======== Data entries ========

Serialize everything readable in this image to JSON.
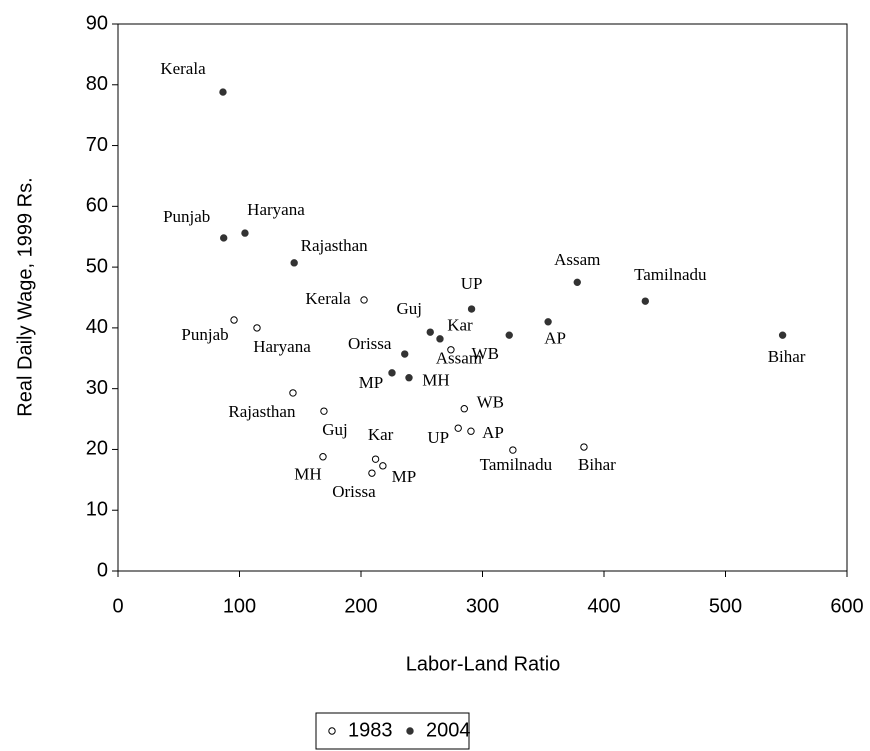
{
  "chart_data": {
    "type": "scatter",
    "xlabel": "Labor-Land Ratio",
    "ylabel": "Real Daily Wage, 1999 Rs.",
    "xlim": [
      0,
      600
    ],
    "xticks": [
      0,
      100,
      200,
      300,
      400,
      500,
      600
    ],
    "ylim": [
      0,
      90
    ],
    "yticks": [
      0,
      10,
      20,
      30,
      40,
      50,
      60,
      70,
      80,
      90
    ],
    "legend": "bottom",
    "series": [
      {
        "name": "1983",
        "marker": "hollow",
        "color": "#000000",
        "labels": [
          "Kerala",
          "Punjab",
          "Haryana",
          "Rajasthan",
          "Guj",
          "MH",
          "Kar",
          "Orissa",
          "MP",
          "UP",
          "AP",
          "WB",
          "Assam",
          "Tamilnadu",
          "Bihar"
        ],
        "x": [
          202.5,
          95.5,
          114.4,
          144,
          169.5,
          168.7,
          212,
          209,
          218,
          280,
          290.5,
          285,
          274,
          325,
          383.5
        ],
        "values": [
          44.6,
          41.3,
          40.0,
          29.3,
          26.3,
          18.8,
          18.4,
          16.1,
          17.3,
          23.5,
          23.0,
          26.7,
          36.4,
          19.9,
          20.4
        ]
      },
      {
        "name": "2004",
        "marker": "filled",
        "color": "#333333",
        "labels": [
          "Kerala",
          "Punjab",
          "Haryana",
          "Rajasthan",
          "UP",
          "Assam",
          "Tamilnadu",
          "Bihar",
          "Guj",
          "Kar",
          "WB",
          "AP",
          "Orissa",
          "MP",
          "MH"
        ],
        "x": [
          86.4,
          87,
          104.5,
          145,
          291,
          378,
          434,
          547,
          257,
          265,
          322,
          354,
          236,
          225.5,
          239.5
        ],
        "values": [
          78.8,
          54.8,
          55.6,
          50.7,
          43.1,
          47.5,
          44.4,
          38.8,
          39.3,
          38.2,
          38.8,
          41.0,
          35.7,
          32.6,
          31.8
        ]
      }
    ]
  }
}
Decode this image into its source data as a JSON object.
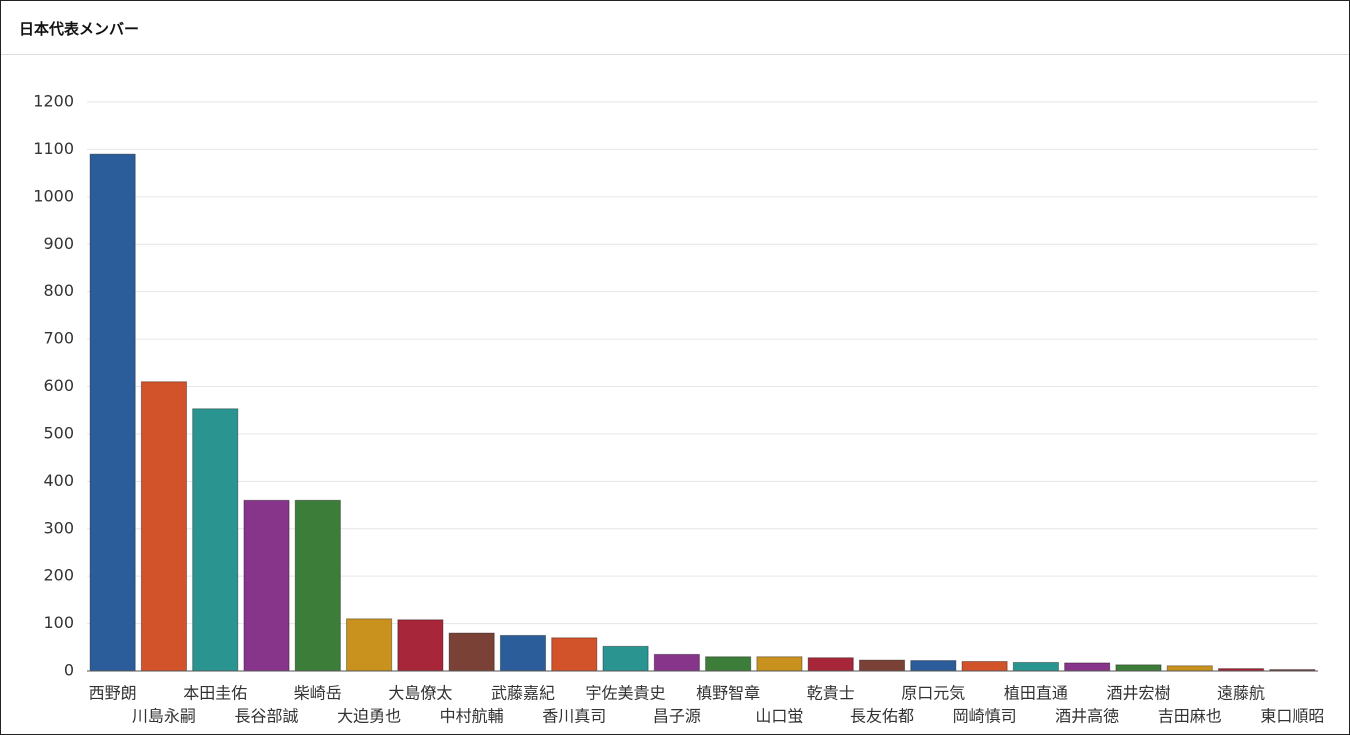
{
  "chart_data": {
    "type": "bar",
    "title": "日本代表メンバー",
    "categories": [
      "西野朗",
      "川島永嗣",
      "本田圭佑",
      "長谷部誠",
      "柴崎岳",
      "大迫勇也",
      "大島僚太",
      "中村航輔",
      "武藤嘉紀",
      "香川真司",
      "宇佐美貴史",
      "昌子源",
      "槙野智章",
      "山口蛍",
      "乾貴士",
      "長友佑都",
      "原口元気",
      "岡崎慎司",
      "植田直通",
      "酒井高徳",
      "酒井宏樹",
      "吉田麻也",
      "遠藤航",
      "東口順昭"
    ],
    "values": [
      1090,
      610,
      553,
      360,
      360,
      110,
      108,
      80,
      75,
      70,
      52,
      35,
      30,
      30,
      28,
      23,
      22,
      20,
      18,
      17,
      13,
      11,
      5,
      3
    ],
    "colors": [
      "#2a5d9a",
      "#d2522a",
      "#2a9590",
      "#86358a",
      "#3d7d3a",
      "#c9921f",
      "#a82639",
      "#7a4137"
    ],
    "ylim": [
      0,
      1200
    ],
    "yticks": [
      0,
      100,
      200,
      300,
      400,
      500,
      600,
      700,
      800,
      900,
      1000,
      1100,
      1200
    ],
    "grid": true
  }
}
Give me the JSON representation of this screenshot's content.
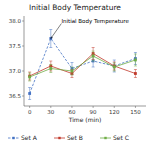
{
  "chart_data": {
    "type": "line",
    "title": "Initial Body Temperature",
    "xlabel": "Time (min)",
    "x": [
      0,
      30,
      60,
      90,
      120,
      150
    ],
    "series": [
      {
        "name": "Set A",
        "color": "#4472c4",
        "line_style": "dashed",
        "marker": "square",
        "values": [
          36.55,
          37.65,
          37.05,
          37.2,
          37.1,
          37.25
        ],
        "yerr": [
          0.12,
          0.18,
          0.12,
          0.12,
          0.12,
          0.12
        ]
      },
      {
        "name": "Set B",
        "color": "#c0392b",
        "line_style": "solid",
        "marker": "square",
        "values": [
          36.9,
          37.1,
          36.95,
          37.35,
          37.1,
          36.95
        ],
        "yerr": [
          0.08,
          0.1,
          0.08,
          0.12,
          0.08,
          0.08
        ]
      },
      {
        "name": "Set C",
        "color": "#70ad47",
        "line_style": "solid",
        "marker": "square",
        "values": [
          36.88,
          37.05,
          37.0,
          37.3,
          37.08,
          37.22
        ],
        "yerr": [
          0.08,
          0.08,
          0.08,
          0.1,
          0.08,
          0.12
        ]
      }
    ],
    "xlim": [
      -8,
      165
    ],
    "ylim": [
      36.3,
      38.1
    ],
    "xticks": [
      0,
      30,
      60,
      90,
      120,
      150
    ],
    "yticks": [
      36.5,
      {
        "value": 37,
        "label": "37.0"
      },
      37.5,
      {
        "value": 38,
        "label": "38.0"
      }
    ],
    "annotations": [
      {
        "text": "Initial Body Temperature",
        "x": 30,
        "y": 37.65,
        "xytext": [
          45,
          37.95
        ]
      }
    ],
    "legend": "bottom",
    "grid": false
  }
}
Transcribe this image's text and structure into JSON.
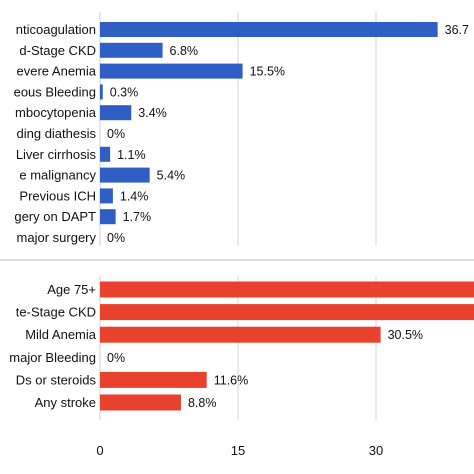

========

Reproduce each line word for word and drop the pictures.

**Written answer**
Serialize everything readable in this image to JSON.
{
  "chart_data": {
    "type": "scatter",
    "xlabel": "Labor-Land Ratio",
    "ylabel": "Real Daily Wage, 1999 Rs.",
    "xlim": [
      0,
      600
    ],
    "xticks": [
      0,
      100,
      200,
      300,
      400,
      500,
      600
    ],
    "ylim": [
      0,
      90
    ],
    "yticks": [
      0,
      10,
      20,
      30,
      40,
      50,
      60,
      70,
      80,
      90
    ],
    "legend": "bottom",
    "series": [
      {
        "name": "1983",
        "marker": "hollow",
        "color": "#000000",
        "labels": [
          "Kerala",
          "Punjab",
          "Haryana",
          "Rajasthan",
          "Guj",
          "MH",
          "Kar",
          "Orissa",
          "MP",
          "UP",
          "AP",
          "WB",
          "Assam",
          "Tamilnadu",
          "Bihar"
        ],
        "x": [
          202.5,
          95.5,
          114.4,
          144,
          169.5,
          168.7,
          212,
          209,
          218,
          280,
          290.5,
          285,
          274,
          325,
          383.5
        ],
        "values": [
          44.6,
          41.3,
          40.0,
          29.3,
          26.3,
          18.8,
          18.4,
          16.1,
          17.3,
          23.5,
          23.0,
          26.7,
          36.4,
          19.9,
          20.4
        ]
      },
      {
        "name": "2004",
        "marker": "filled",
        "color": "#333333",
        "labels": [
          "Kerala",
          "Punjab",
          "Haryana",
          "Rajasthan",
          "UP",
          "Assam",
          "Tamilnadu",
          "Bihar",
          "Guj",
          "Kar",
          "WB",
          "AP",
          "Orissa",
          "MP",
          "MH"
        ],
        "x": [
          86.4,
          87,
          104.5,
          145,
          291,
          378,
          434,
          547,
          257,
          265,
          322,
          354,
          236,
          225.5,
          239.5
        ],
        "values": [
          78.8,
          54.8,
          55.6,
          50.7,
          43.1,
          47.5,
          44.4,
          38.8,
          39.3,
          38.2,
          38.8,
          41.0,
          35.7,
          32.6,
          31.8
        ]
      }
    ]
  }
}
Decode this image into its source data as a JSON object.
{
  "chart_data": {
    "type": "bar",
    "title": "日本代表メンバー",
    "categories": [
      "西野朗",
      "川島永嗣",
      "本田圭佑",
      "長谷部誠",
      "柴崎岳",
      "大迫勇也",
      "大島僚太",
      "中村航輔",
      "武藤嘉紀",
      "香川真司",
      "宇佐美貴史",
      "昌子源",
      "槙野智章",
      "山口蛍",
      "乾貴士",
      "長友佑都",
      "原口元気",
      "岡崎慎司",
      "植田直通",
      "酒井高徳",
      "酒井宏樹",
      "吉田麻也",
      "遠藤航",
      "東口順昭"
    ],
    "values": [
      1090,
      610,
      553,
      360,
      360,
      110,
      108,
      80,
      75,
      70,
      52,
      35,
      30,
      30,
      28,
      23,
      22,
      20,
      18,
      17,
      13,
      11,
      5,
      3
    ],
    "colors": [
      "#2a5d9a",
      "#d2522a",
      "#2a9590",
      "#86358a",
      "#3d7d3a",
      "#c9921f",
      "#a82639",
      "#7a4137"
    ],
    "ylim": [
      0,
      1200
    ],
    "yticks": [
      0,
      100,
      200,
      300,
      400,
      500,
      600,
      700,
      800,
      900,
      1000,
      1100,
      1200
    ],
    "grid": true
  }
}
Give me the JSON representation of this screenshot's content.
{
  "chart_data": {
    "type": "line",
    "title": "Initial Body Temperature",
    "xlabel": "Time (min)",
    "x": [
      0,
      30,
      60,
      90,
      120,
      150
    ],
    "series": [
      {
        "name": "Set A",
        "color": "#4472c4",
        "line_style": "dashed",
        "marker": "square",
        "values": [
          36.55,
          37.65,
          37.05,
          37.2,
          37.1,
          37.25
        ],
        "yerr": [
          0.12,
          0.18,
          0.12,
          0.12,
          0.12,
          0.12
        ]
      },
      {
        "name": "Set B",
        "color": "#c0392b",
        "line_style": "solid",
        "marker": "square",
        "values": [
          36.9,
          37.1,
          36.95,
          37.35,
          37.1,
          36.95
        ],
        "yerr": [
          0.08,
          0.1,
          0.08,
          0.12,
          0.08,
          0.08
        ]
      },
      {
        "name": "Set C",
        "color": "#70ad47",
        "line_style": "solid",
        "marker": "square",
        "values": [
          36.88,
          37.05,
          37.0,
          37.3,
          37.08,
          37.22
        ],
        "yerr": [
          0.08,
          0.08,
          0.08,
          0.1,
          0.08,
          0.12
        ]
      }
    ],
    "xlim": [
      -8,
      165
    ],
    "ylim": [
      36.3,
      38.1
    ],
    "xticks": [
      0,
      30,
      60,
      90,
      120,
      150
    ],
    "yticks": [
      36.5,
      {
        "value": 37,
        "label": "37.0"
      },
      37.5,
      {
        "value": 38,
        "label": "38.0"
      }
    ],
    "annotations": [
      {
        "text": "Initial Body Temperature",
        "x": 30,
        "y": 37.65,
        "xytext": [
          45,
          37.95
        ]
      }
    ],
    "legend": "bottom",
    "grid": false
  }
}
Transcribe this image's text and structure into JSON.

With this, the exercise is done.